• **Listing**
(begin)
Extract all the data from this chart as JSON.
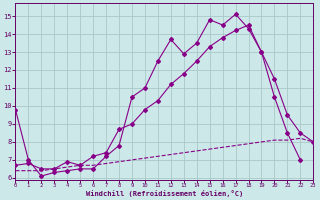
{
  "xlabel": "Windchill (Refroidissement éolien,°C)",
  "bg_color": "#cce8e8",
  "grid_color": "#aac8c8",
  "line_color": "#880088",
  "xlim": [
    0,
    23
  ],
  "ylim": [
    5.9,
    15.7
  ],
  "yticks": [
    6,
    7,
    8,
    9,
    10,
    11,
    12,
    13,
    14,
    15
  ],
  "xticks": [
    0,
    1,
    2,
    3,
    4,
    5,
    6,
    7,
    8,
    9,
    10,
    11,
    12,
    13,
    14,
    15,
    16,
    17,
    18,
    19,
    20,
    21,
    22,
    23
  ],
  "line1_x": [
    0,
    1,
    2,
    3,
    4,
    5,
    6,
    7,
    8,
    9,
    10,
    11,
    12,
    13,
    14,
    15,
    16,
    17,
    18,
    19,
    20,
    21,
    22
  ],
  "line1_y": [
    9.8,
    7.0,
    6.1,
    6.3,
    6.4,
    6.5,
    6.5,
    7.2,
    7.8,
    10.5,
    11.0,
    12.5,
    13.7,
    12.9,
    13.5,
    14.8,
    14.5,
    15.1,
    14.3,
    13.0,
    10.5,
    8.5,
    7.0
  ],
  "line2_x": [
    0,
    1,
    2,
    3,
    4,
    5,
    6,
    7,
    8,
    9,
    10,
    11,
    12,
    13,
    14,
    15,
    16,
    17,
    18,
    19,
    20,
    21,
    22,
    23
  ],
  "line2_y": [
    6.7,
    6.8,
    6.5,
    6.5,
    6.9,
    6.7,
    7.2,
    7.4,
    8.7,
    9.0,
    9.8,
    10.3,
    11.2,
    11.8,
    12.5,
    13.3,
    13.8,
    14.2,
    14.5,
    13.0,
    11.5,
    9.5,
    8.5,
    8.0
  ],
  "line3_x": [
    0,
    1,
    2,
    3,
    4,
    5,
    6,
    7,
    8,
    9,
    10,
    11,
    12,
    13,
    14,
    15,
    16,
    17,
    18,
    19,
    20,
    21,
    22,
    23
  ],
  "line3_y": [
    6.4,
    6.4,
    6.4,
    6.5,
    6.6,
    6.7,
    6.7,
    6.8,
    6.9,
    7.0,
    7.1,
    7.2,
    7.3,
    7.4,
    7.5,
    7.6,
    7.7,
    7.8,
    7.9,
    8.0,
    8.1,
    8.1,
    8.2,
    8.0
  ]
}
(end)
Set down all the data again exactly as above, pictures excluded.

Extract all the data from this chart as JSON.
{
  "xlabel": "Windchill (Refroidissement éolien,°C)",
  "bg_color": "#cce8e8",
  "grid_color": "#aac8c8",
  "line_color": "#880088",
  "xlim": [
    0,
    23
  ],
  "ylim": [
    5.9,
    15.7
  ],
  "yticks": [
    6,
    7,
    8,
    9,
    10,
    11,
    12,
    13,
    14,
    15
  ],
  "xticks": [
    0,
    1,
    2,
    3,
    4,
    5,
    6,
    7,
    8,
    9,
    10,
    11,
    12,
    13,
    14,
    15,
    16,
    17,
    18,
    19,
    20,
    21,
    22,
    23
  ],
  "line1_x": [
    0,
    1,
    2,
    3,
    4,
    5,
    6,
    7,
    8,
    9,
    10,
    11,
    12,
    13,
    14,
    15,
    16,
    17,
    18,
    19,
    20,
    21,
    22
  ],
  "line1_y": [
    9.8,
    7.0,
    6.1,
    6.3,
    6.4,
    6.5,
    6.5,
    7.2,
    7.8,
    10.5,
    11.0,
    12.5,
    13.7,
    12.9,
    13.5,
    14.8,
    14.5,
    15.1,
    14.3,
    13.0,
    10.5,
    8.5,
    7.0
  ],
  "line2_x": [
    0,
    1,
    2,
    3,
    4,
    5,
    6,
    7,
    8,
    9,
    10,
    11,
    12,
    13,
    14,
    15,
    16,
    17,
    18,
    19,
    20,
    21,
    22,
    23
  ],
  "line2_y": [
    6.7,
    6.8,
    6.5,
    6.5,
    6.9,
    6.7,
    7.2,
    7.4,
    8.7,
    9.0,
    9.8,
    10.3,
    11.2,
    11.8,
    12.5,
    13.3,
    13.8,
    14.2,
    14.5,
    13.0,
    11.5,
    9.5,
    8.5,
    8.0
  ],
  "line3_x": [
    0,
    1,
    2,
    3,
    4,
    5,
    6,
    7,
    8,
    9,
    10,
    11,
    12,
    13,
    14,
    15,
    16,
    17,
    18,
    19,
    20,
    21,
    22,
    23
  ],
  "line3_y": [
    6.4,
    6.4,
    6.4,
    6.5,
    6.6,
    6.7,
    6.7,
    6.8,
    6.9,
    7.0,
    7.1,
    7.2,
    7.3,
    7.4,
    7.5,
    7.6,
    7.7,
    7.8,
    7.9,
    8.0,
    8.1,
    8.1,
    8.2,
    8.0
  ]
}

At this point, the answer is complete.